------ Data provided ------
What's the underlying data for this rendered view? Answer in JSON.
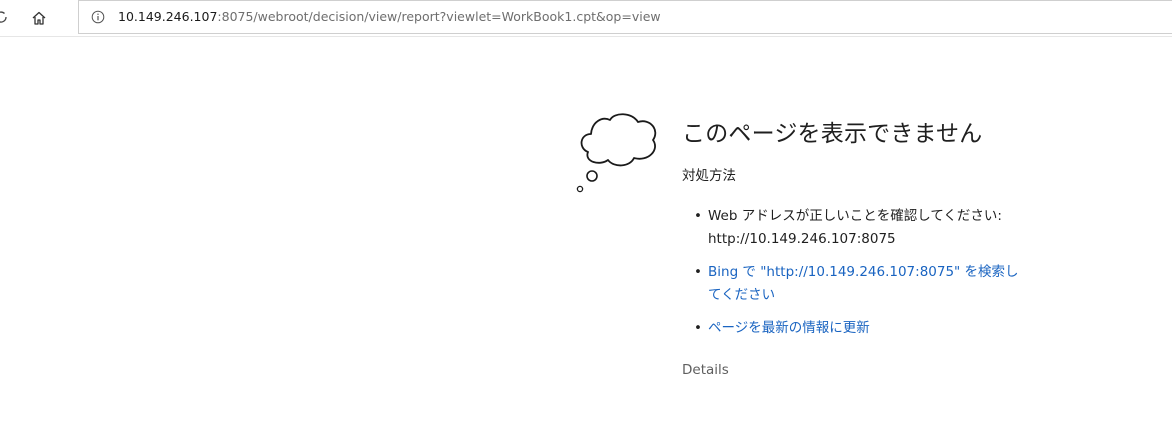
{
  "browser": {
    "url_host": "10.149.246.107",
    "url_rest": ":8075/webroot/decision/view/report?viewlet=WorkBook1.cpt&op=view",
    "icons": [
      "info-icon",
      "home-icon"
    ]
  },
  "error_page": {
    "title": "このページを表示できません",
    "section_heading": "対処方法",
    "tips": [
      {
        "text": "Web アドレスが正しいことを確認してください: http://10.149.246.107:8075"
      },
      {
        "text": "Bing で \"http://10.149.246.107:8075\" を検索してください"
      },
      {
        "text": "ページを最新の情報に更新"
      }
    ],
    "details_label": "Details",
    "link_color": "#1a64c1",
    "illustration": "thought-cloud-icon"
  }
}
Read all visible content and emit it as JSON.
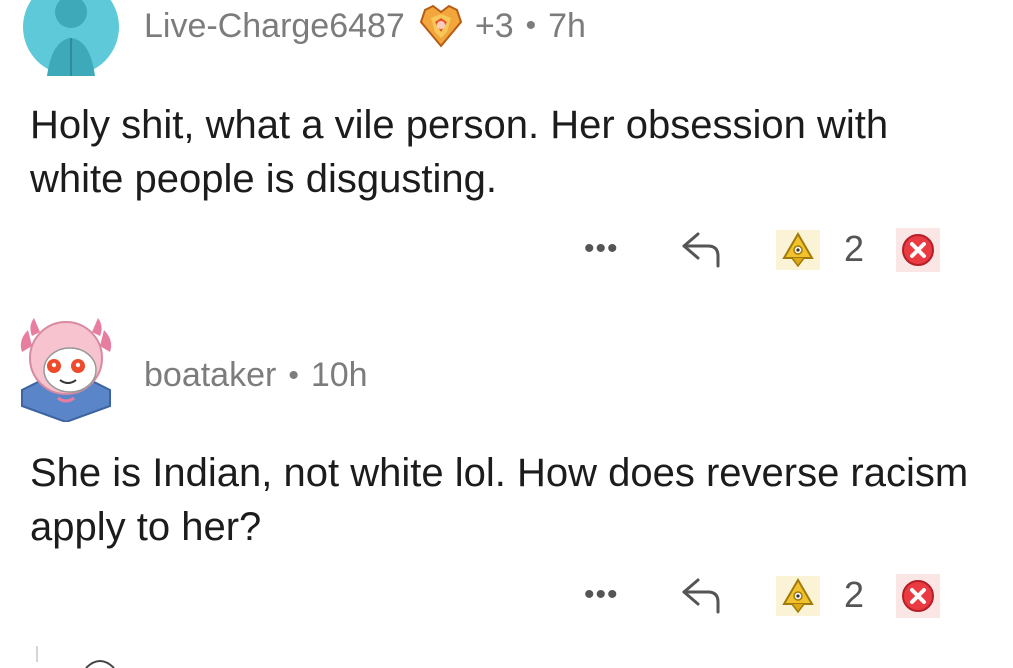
{
  "comments": [
    {
      "username": "Live-Charge6487",
      "award_count": "+3",
      "age": "7h",
      "body": "Holy shit, what a vile person. Her obsession with white people is disgusting.",
      "more_label": "•••",
      "score": "2"
    },
    {
      "username": "boataker",
      "age": "10h",
      "body": "She is Indian, not white lol. How does reverse racism apply to her?",
      "more_label": "•••",
      "score": "2"
    }
  ],
  "separator": "•",
  "colors": {
    "meta_text": "#7c7c7c",
    "body_text": "#1c1c1c",
    "avatar_teal": "#4fb8c8",
    "downvote_red": "#ea3a42",
    "award_gold": "#f2c22c"
  },
  "icons": {
    "reply": "reply-arrow-icon",
    "award": "award-icon",
    "downvote": "downvote-x-icon",
    "flair": "gem-flair-icon"
  }
}
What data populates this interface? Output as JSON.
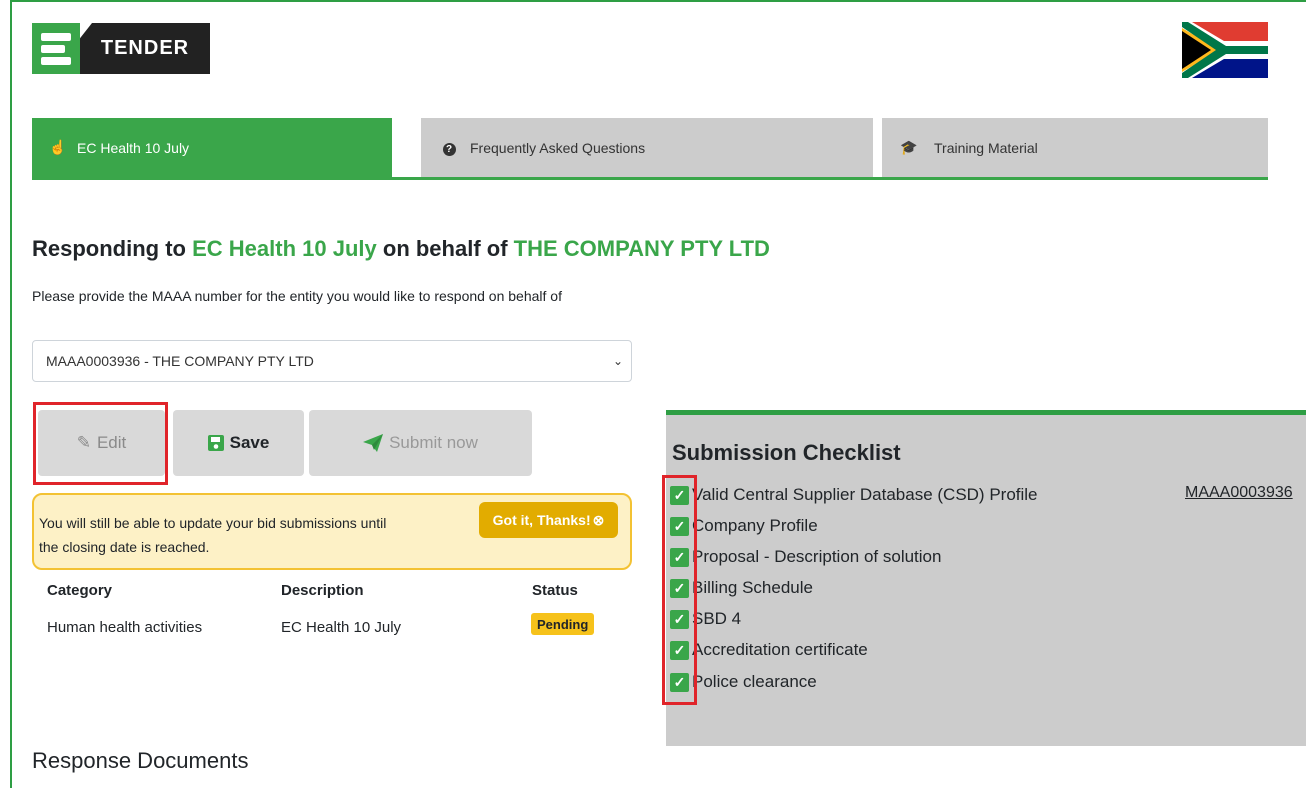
{
  "brand": {
    "logo_text": "TENDER"
  },
  "tabs": [
    {
      "label": "EC Health 10 July",
      "icon": "hand-pointer-icon"
    },
    {
      "label": "Frequently Asked Questions",
      "icon": "question-circle-icon"
    },
    {
      "label": "Training Material",
      "icon": "graduation-cap-icon"
    }
  ],
  "heading": {
    "prefix": "Responding to",
    "tender": "EC Health 10 July",
    "middle": "on behalf of",
    "company": "THE COMPANY PTY LTD"
  },
  "instruction": "Please provide the MAAA number for the entity you would like to respond on behalf of",
  "entity_select": {
    "value": "MAAA0003936 - THE COMPANY PTY LTD"
  },
  "actions": {
    "edit": "Edit",
    "save": "Save",
    "submit": "Submit now"
  },
  "alert": {
    "text": "You will still be able to update your bid submissions until the closing date is reached.",
    "button": "Got it, Thanks!"
  },
  "table": {
    "headers": [
      "Category",
      "Description",
      "Status"
    ],
    "rows": [
      {
        "category": "Human health activities",
        "description": "EC Health 10 July",
        "status": "Pending"
      }
    ]
  },
  "response_documents_title": "Response Documents",
  "checklist": {
    "title": "Submission Checklist",
    "items": [
      "Valid Central Supplier Database (CSD) Profile",
      "Company Profile",
      "Proposal - Description of solution",
      "Billing Schedule",
      "SBD 4",
      "Accreditation certificate",
      "Police clearance"
    ],
    "csd_link": "MAAA0003936"
  },
  "colors": {
    "brand_green": "#3aa64a",
    "badge_yellow": "#f6c21b",
    "highlight_red": "#e0242a"
  }
}
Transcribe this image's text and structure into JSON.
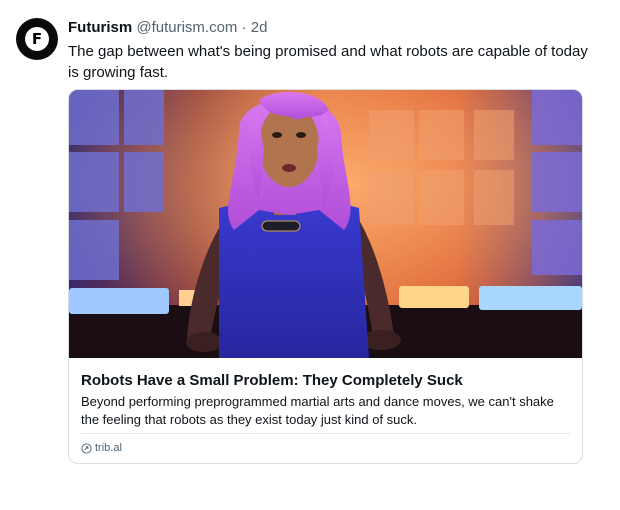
{
  "tweet": {
    "author_name": "Futurism",
    "handle": "@futurism.com",
    "separator": "·",
    "time": "2d",
    "text": "The gap between what's being promised and what robots are capable of today is growing fast.",
    "avatar_letter": "F"
  },
  "link_card": {
    "title": "Robots Have a Small Problem: They Completely Suck",
    "description": "Beyond performing preprogrammed martial arts and dance moves, we can't shake the feeling that robots as they exist today just kind of suck.",
    "domain": "trib.al",
    "image_description_icon": "link-icon"
  },
  "colors": {
    "text_primary": "#0f1419",
    "text_secondary": "#536471",
    "card_border": "#d9dde1"
  }
}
------
* To do
Leave out the pictures and restate everything else word for word.

* Task output
What's the underlying data for this rendered view? Answer in JSON.
{
  "browser": {
    "url_host": "10.149.246.107",
    "url_rest": ":8075/webroot/decision/view/report?viewlet=WorkBook1.cpt&op=view",
    "icons": [
      "info-icon",
      "home-icon"
    ]
  },
  "error_page": {
    "title": "このページを表示できません",
    "section_heading": "対処方法",
    "tips": [
      {
        "text": "Web アドレスが正しいことを確認してください: http://10.149.246.107:8075"
      },
      {
        "text": "Bing で \"http://10.149.246.107:8075\" を検索してください"
      },
      {
        "text": "ページを最新の情報に更新"
      }
    ],
    "details_label": "Details",
    "link_color": "#1a64c1",
    "illustration": "thought-cloud-icon"
  }
}
Read all visible content and emit it as JSON.
{
  "comments": [
    {
      "username": "Live-Charge6487",
      "award_count": "+3",
      "age": "7h",
      "body": "Holy shit, what a vile person. Her obsession with white people is disgusting.",
      "more_label": "•••",
      "score": "2"
    },
    {
      "username": "boataker",
      "age": "10h",
      "body": "She is Indian, not white lol. How does reverse racism apply to her?",
      "more_label": "•••",
      "score": "2"
    }
  ],
  "separator": "•",
  "colors": {
    "meta_text": "#7c7c7c",
    "body_text": "#1c1c1c",
    "avatar_teal": "#4fb8c8",
    "downvote_red": "#ea3a42",
    "award_gold": "#f2c22c"
  },
  "icons": {
    "reply": "reply-arrow-icon",
    "award": "award-icon",
    "downvote": "downvote-x-icon",
    "flair": "gem-flair-icon"
  }
}
What data populates this interface? Output as JSON.
{
  "brand": {
    "logo_text": "TENDER"
  },
  "tabs": [
    {
      "label": "EC Health 10 July",
      "icon": "hand-pointer-icon"
    },
    {
      "label": "Frequently Asked Questions",
      "icon": "question-circle-icon"
    },
    {
      "label": "Training Material",
      "icon": "graduation-cap-icon"
    }
  ],
  "heading": {
    "prefix": "Responding to",
    "tender": "EC Health 10 July",
    "middle": "on behalf of",
    "company": "THE COMPANY PTY LTD"
  },
  "instruction": "Please provide the MAAA number for the entity you would like to respond on behalf of",
  "entity_select": {
    "value": "MAAA0003936 - THE COMPANY PTY LTD"
  },
  "actions": {
    "edit": "Edit",
    "save": "Save",
    "submit": "Submit now"
  },
  "alert": {
    "text": "You will still be able to update your bid submissions until the closing date is reached.",
    "button": "Got it, Thanks!"
  },
  "table": {
    "headers": [
      "Category",
      "Description",
      "Status"
    ],
    "rows": [
      {
        "category": "Human health activities",
        "description": "EC Health 10 July",
        "status": "Pending"
      }
    ]
  },
  "response_documents_title": "Response Documents",
  "checklist": {
    "title": "Submission Checklist",
    "items": [
      "Valid Central Supplier Database (CSD) Profile",
      "Company Profile",
      "Proposal - Description of solution",
      "Billing Schedule",
      "SBD 4",
      "Accreditation certificate",
      "Police clearance"
    ],
    "csd_link": "MAAA0003936"
  },
  "colors": {
    "brand_green": "#3aa64a",
    "badge_yellow": "#f6c21b",
    "highlight_red": "#e0242a"
  }
}
Transcribe this image's text and structure into JSON.
{
  "tweet": {
    "author_name": "Futurism",
    "handle": "@futurism.com",
    "separator": "·",
    "time": "2d",
    "text": "The gap between what's being promised and what robots are capable of today is growing fast.",
    "avatar_letter": "F"
  },
  "link_card": {
    "title": "Robots Have a Small Problem: They Completely Suck",
    "description": "Beyond performing preprogrammed martial arts and dance moves, we can't shake the feeling that robots as they exist today just kind of suck.",
    "domain": "trib.al",
    "image_description_icon": "link-icon"
  },
  "colors": {
    "text_primary": "#0f1419",
    "text_secondary": "#536471",
    "card_border": "#d9dde1"
  }
}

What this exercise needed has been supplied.